▶ [THE REQUEST] Below are some records; retype all of them exactly.
————————
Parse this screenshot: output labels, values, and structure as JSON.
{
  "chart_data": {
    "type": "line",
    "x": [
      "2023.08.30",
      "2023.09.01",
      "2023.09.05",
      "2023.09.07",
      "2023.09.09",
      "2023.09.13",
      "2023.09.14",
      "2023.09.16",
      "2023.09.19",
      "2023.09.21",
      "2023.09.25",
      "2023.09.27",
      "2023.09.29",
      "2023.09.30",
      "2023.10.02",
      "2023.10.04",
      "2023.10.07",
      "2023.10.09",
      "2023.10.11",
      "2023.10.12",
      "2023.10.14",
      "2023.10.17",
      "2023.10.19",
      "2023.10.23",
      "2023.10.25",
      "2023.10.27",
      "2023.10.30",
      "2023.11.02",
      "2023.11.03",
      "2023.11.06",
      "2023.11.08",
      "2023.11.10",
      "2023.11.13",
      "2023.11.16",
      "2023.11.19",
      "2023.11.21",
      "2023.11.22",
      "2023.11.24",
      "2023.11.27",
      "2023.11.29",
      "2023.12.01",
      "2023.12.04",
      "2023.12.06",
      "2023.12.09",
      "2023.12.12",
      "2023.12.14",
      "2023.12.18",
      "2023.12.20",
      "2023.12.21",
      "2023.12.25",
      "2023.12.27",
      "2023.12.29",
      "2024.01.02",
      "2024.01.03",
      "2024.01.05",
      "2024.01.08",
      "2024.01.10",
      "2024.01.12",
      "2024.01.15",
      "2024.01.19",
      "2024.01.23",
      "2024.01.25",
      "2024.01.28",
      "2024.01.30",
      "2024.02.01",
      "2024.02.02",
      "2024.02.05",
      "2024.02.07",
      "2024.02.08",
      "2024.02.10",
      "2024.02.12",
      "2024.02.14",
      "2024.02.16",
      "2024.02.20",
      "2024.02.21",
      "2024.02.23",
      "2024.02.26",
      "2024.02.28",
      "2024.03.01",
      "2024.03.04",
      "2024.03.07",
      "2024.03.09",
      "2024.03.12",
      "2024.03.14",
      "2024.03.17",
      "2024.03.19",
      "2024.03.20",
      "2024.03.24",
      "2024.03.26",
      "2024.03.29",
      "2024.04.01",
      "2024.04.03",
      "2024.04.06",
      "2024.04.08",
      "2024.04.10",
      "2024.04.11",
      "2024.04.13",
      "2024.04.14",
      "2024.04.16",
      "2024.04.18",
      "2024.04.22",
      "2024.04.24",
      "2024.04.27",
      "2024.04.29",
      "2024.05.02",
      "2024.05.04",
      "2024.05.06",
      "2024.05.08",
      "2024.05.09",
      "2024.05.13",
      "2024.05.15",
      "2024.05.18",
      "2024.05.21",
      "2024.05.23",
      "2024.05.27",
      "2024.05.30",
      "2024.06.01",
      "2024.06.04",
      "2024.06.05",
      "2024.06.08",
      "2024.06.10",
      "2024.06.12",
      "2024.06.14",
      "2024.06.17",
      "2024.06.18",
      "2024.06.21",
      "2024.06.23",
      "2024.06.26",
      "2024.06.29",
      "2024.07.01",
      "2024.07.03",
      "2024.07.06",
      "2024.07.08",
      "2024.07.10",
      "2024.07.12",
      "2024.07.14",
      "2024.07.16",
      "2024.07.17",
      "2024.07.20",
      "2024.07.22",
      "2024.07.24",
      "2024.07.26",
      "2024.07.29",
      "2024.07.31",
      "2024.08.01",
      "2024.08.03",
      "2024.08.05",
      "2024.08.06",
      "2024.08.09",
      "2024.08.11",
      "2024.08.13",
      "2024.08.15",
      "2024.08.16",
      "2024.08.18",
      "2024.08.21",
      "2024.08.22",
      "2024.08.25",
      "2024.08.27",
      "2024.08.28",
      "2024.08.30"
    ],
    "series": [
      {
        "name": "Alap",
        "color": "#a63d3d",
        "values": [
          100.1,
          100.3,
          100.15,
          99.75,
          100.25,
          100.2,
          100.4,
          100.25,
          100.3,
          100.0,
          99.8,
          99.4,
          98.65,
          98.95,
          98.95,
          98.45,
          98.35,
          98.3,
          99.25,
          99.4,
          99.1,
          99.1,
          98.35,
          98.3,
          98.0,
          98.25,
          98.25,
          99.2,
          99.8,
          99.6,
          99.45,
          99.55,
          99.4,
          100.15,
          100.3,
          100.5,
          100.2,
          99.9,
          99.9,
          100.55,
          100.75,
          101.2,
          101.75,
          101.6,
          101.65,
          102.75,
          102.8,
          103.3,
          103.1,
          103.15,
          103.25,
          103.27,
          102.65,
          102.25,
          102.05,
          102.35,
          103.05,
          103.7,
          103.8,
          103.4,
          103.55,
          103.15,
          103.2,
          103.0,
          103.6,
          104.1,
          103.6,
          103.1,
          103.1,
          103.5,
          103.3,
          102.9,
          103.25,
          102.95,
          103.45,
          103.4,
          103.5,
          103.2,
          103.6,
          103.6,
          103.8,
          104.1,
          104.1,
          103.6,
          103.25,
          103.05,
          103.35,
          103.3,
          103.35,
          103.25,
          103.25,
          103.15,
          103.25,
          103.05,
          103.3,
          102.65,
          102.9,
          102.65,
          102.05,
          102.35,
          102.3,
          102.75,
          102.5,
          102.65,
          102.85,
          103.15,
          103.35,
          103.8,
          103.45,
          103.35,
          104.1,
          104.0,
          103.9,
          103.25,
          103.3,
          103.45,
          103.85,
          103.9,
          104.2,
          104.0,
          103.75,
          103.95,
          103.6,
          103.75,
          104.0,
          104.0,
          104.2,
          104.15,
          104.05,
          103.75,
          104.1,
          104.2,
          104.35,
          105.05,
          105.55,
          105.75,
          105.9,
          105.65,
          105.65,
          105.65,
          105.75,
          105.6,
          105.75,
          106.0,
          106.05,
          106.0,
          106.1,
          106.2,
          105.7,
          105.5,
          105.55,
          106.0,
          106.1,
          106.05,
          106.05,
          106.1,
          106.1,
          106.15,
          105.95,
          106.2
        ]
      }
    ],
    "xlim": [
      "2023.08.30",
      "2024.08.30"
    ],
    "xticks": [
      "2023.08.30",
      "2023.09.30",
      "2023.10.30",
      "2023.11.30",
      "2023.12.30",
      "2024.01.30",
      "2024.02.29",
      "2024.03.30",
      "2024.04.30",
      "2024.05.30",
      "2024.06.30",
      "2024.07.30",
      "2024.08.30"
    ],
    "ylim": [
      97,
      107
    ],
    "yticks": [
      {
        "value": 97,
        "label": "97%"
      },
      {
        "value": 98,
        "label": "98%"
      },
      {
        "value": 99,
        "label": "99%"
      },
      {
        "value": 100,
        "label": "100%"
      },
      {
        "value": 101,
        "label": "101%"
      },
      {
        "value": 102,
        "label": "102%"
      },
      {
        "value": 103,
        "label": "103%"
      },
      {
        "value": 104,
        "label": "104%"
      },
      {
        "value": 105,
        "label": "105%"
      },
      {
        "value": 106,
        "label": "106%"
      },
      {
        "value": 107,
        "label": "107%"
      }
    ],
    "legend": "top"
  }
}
————————
▶ [EXPECTED ANSWER]
Parse this screenshot: output labels, values, and structure as JSON.
{
  "chart_data": {
    "type": "line",
    "x": [
      "2023.08.30",
      "2023.09.01",
      "2023.09.05",
      "2023.09.07",
      "2023.09.09",
      "2023.09.13",
      "2023.09.14",
      "2023.09.16",
      "2023.09.19",
      "2023.09.21",
      "2023.09.25",
      "2023.09.27",
      "2023.09.29",
      "2023.09.30",
      "2023.10.02",
      "2023.10.04",
      "2023.10.07",
      "2023.10.09",
      "2023.10.11",
      "2023.10.12",
      "2023.10.14",
      "2023.10.17",
      "2023.10.19",
      "2023.10.23",
      "2023.10.25",
      "2023.10.27",
      "2023.10.30",
      "2023.11.02",
      "2023.11.03",
      "2023.11.06",
      "2023.11.08",
      "2023.11.10",
      "2023.11.13",
      "2023.11.16",
      "2023.11.19",
      "2023.11.21",
      "2023.11.22",
      "2023.11.24",
      "2023.11.27",
      "2023.11.29",
      "2023.12.01",
      "2023.12.04",
      "2023.12.06",
      "2023.12.09",
      "2023.12.12",
      "2023.12.14",
      "2023.12.18",
      "2023.12.20",
      "2023.12.21",
      "2023.12.25",
      "2023.12.27",
      "2023.12.29",
      "2024.01.02",
      "2024.01.03",
      "2024.01.05",
      "2024.01.08",
      "2024.01.10",
      "2024.01.12",
      "2024.01.15",
      "2024.01.19",
      "2024.01.23",
      "2024.01.25",
      "2024.01.28",
      "2024.01.30",
      "2024.02.01",
      "2024.02.02",
      "2024.02.05",
      "2024.02.07",
      "2024.02.08",
      "2024.02.10",
      "2024.02.12",
      "2024.02.14",
      "2024.02.16",
      "2024.02.20",
      "2024.02.21",
      "2024.02.23",
      "2024.02.26",
      "2024.02.28",
      "2024.03.01",
      "2024.03.04",
      "2024.03.07",
      "2024.03.09",
      "2024.03.12",
      "2024.03.14",
      "2024.03.17",
      "2024.03.19",
      "2024.03.20",
      "2024.03.24",
      "2024.03.26",
      "2024.03.29",
      "2024.04.01",
      "2024.04.03",
      "2024.04.06",
      "2024.04.08",
      "2024.04.10",
      "2024.04.11",
      "2024.04.13",
      "2024.04.14",
      "2024.04.16",
      "2024.04.18",
      "2024.04.22",
      "2024.04.24",
      "2024.04.27",
      "2024.04.29",
      "2024.05.02",
      "2024.05.04",
      "2024.05.06",
      "2024.05.08",
      "2024.05.09",
      "2024.05.13",
      "2024.05.15",
      "2024.05.18",
      "2024.05.21",
      "2024.05.23",
      "2024.05.27",
      "2024.05.30",
      "2024.06.01",
      "2024.06.04",
      "2024.06.05",
      "2024.06.08",
      "2024.06.10",
      "2024.06.12",
      "2024.06.14",
      "2024.06.17",
      "2024.06.18",
      "2024.06.21",
      "2024.06.23",
      "2024.06.26",
      "2024.06.29",
      "2024.07.01",
      "2024.07.03",
      "2024.07.06",
      "2024.07.08",
      "2024.07.10",
      "2024.07.12",
      "2024.07.14",
      "2024.07.16",
      "2024.07.17",
      "2024.07.20",
      "2024.07.22",
      "2024.07.24",
      "2024.07.26",
      "2024.07.29",
      "2024.07.31",
      "2024.08.01",
      "2024.08.03",
      "2024.08.05",
      "2024.08.06",
      "2024.08.09",
      "2024.08.11",
      "2024.08.13",
      "2024.08.15",
      "2024.08.16",
      "2024.08.18",
      "2024.08.21",
      "2024.08.22",
      "2024.08.25",
      "2024.08.27",
      "2024.08.28",
      "2024.08.30"
    ],
    "series": [
      {
        "name": "Alap",
        "color": "#a63d3d",
        "values": [
          100.1,
          100.3,
          100.15,
          99.75,
          100.25,
          100.2,
          100.4,
          100.25,
          100.3,
          100.0,
          99.8,
          99.4,
          98.65,
          98.95,
          98.95,
          98.45,
          98.35,
          98.3,
          99.25,
          99.4,
          99.1,
          99.1,
          98.35,
          98.3,
          98.0,
          98.25,
          98.25,
          99.2,
          99.8,
          99.6,
          99.45,
          99.55,
          99.4,
          100.15,
          100.3,
          100.5,
          100.2,
          99.9,
          99.9,
          100.55,
          100.75,
          101.2,
          101.75,
          101.6,
          101.65,
          102.75,
          102.8,
          103.3,
          103.1,
          103.15,
          103.25,
          103.27,
          102.65,
          102.25,
          102.05,
          102.35,
          103.05,
          103.7,
          103.8,
          103.4,
          103.55,
          103.15,
          103.2,
          103.0,
          103.6,
          104.1,
          103.6,
          103.1,
          103.1,
          103.5,
          103.3,
          102.9,
          103.25,
          102.95,
          103.45,
          103.4,
          103.5,
          103.2,
          103.6,
          103.6,
          103.8,
          104.1,
          104.1,
          103.6,
          103.25,
          103.05,
          103.35,
          103.3,
          103.35,
          103.25,
          103.25,
          103.15,
          103.25,
          103.05,
          103.3,
          102.65,
          102.9,
          102.65,
          102.05,
          102.35,
          102.3,
          102.75,
          102.5,
          102.65,
          102.85,
          103.15,
          103.35,
          103.8,
          103.45,
          103.35,
          104.1,
          104.0,
          103.9,
          103.25,
          103.3,
          103.45,
          103.85,
          103.9,
          104.2,
          104.0,
          103.75,
          103.95,
          103.6,
          103.75,
          104.0,
          104.0,
          104.2,
          104.15,
          104.05,
          103.75,
          104.1,
          104.2,
          104.35,
          105.05,
          105.55,
          105.75,
          105.9,
          105.65,
          105.65,
          105.65,
          105.75,
          105.6,
          105.75,
          106.0,
          106.05,
          106.0,
          106.1,
          106.2,
          105.7,
          105.5,
          105.55,
          106.0,
          106.1,
          106.05,
          106.05,
          106.1,
          106.1,
          106.15,
          105.95,
          106.2
        ]
      }
    ],
    "xlim": [
      "2023.08.30",
      "2024.08.30"
    ],
    "xticks": [
      "2023.08.30",
      "2023.09.30",
      "2023.10.30",
      "2023.11.30",
      "2023.12.30",
      "2024.01.30",
      "2024.02.29",
      "2024.03.30",
      "2024.04.30",
      "2024.05.30",
      "2024.06.30",
      "2024.07.30",
      "2024.08.30"
    ],
    "ylim": [
      97,
      107
    ],
    "yticks": [
      {
        "value": 97,
        "label": "97%"
      },
      {
        "value": 98,
        "label": "98%"
      },
      {
        "value": 99,
        "label": "99%"
      },
      {
        "value": 100,
        "label": "100%"
      },
      {
        "value": 101,
        "label": "101%"
      },
      {
        "value": 102,
        "label": "102%"
      },
      {
        "value": 103,
        "label": "103%"
      },
      {
        "value": 104,
        "label": "104%"
      },
      {
        "value": 105,
        "label": "105%"
      },
      {
        "value": 106,
        "label": "106%"
      },
      {
        "value": 107,
        "label": "107%"
      }
    ],
    "legend": "top"
  }
}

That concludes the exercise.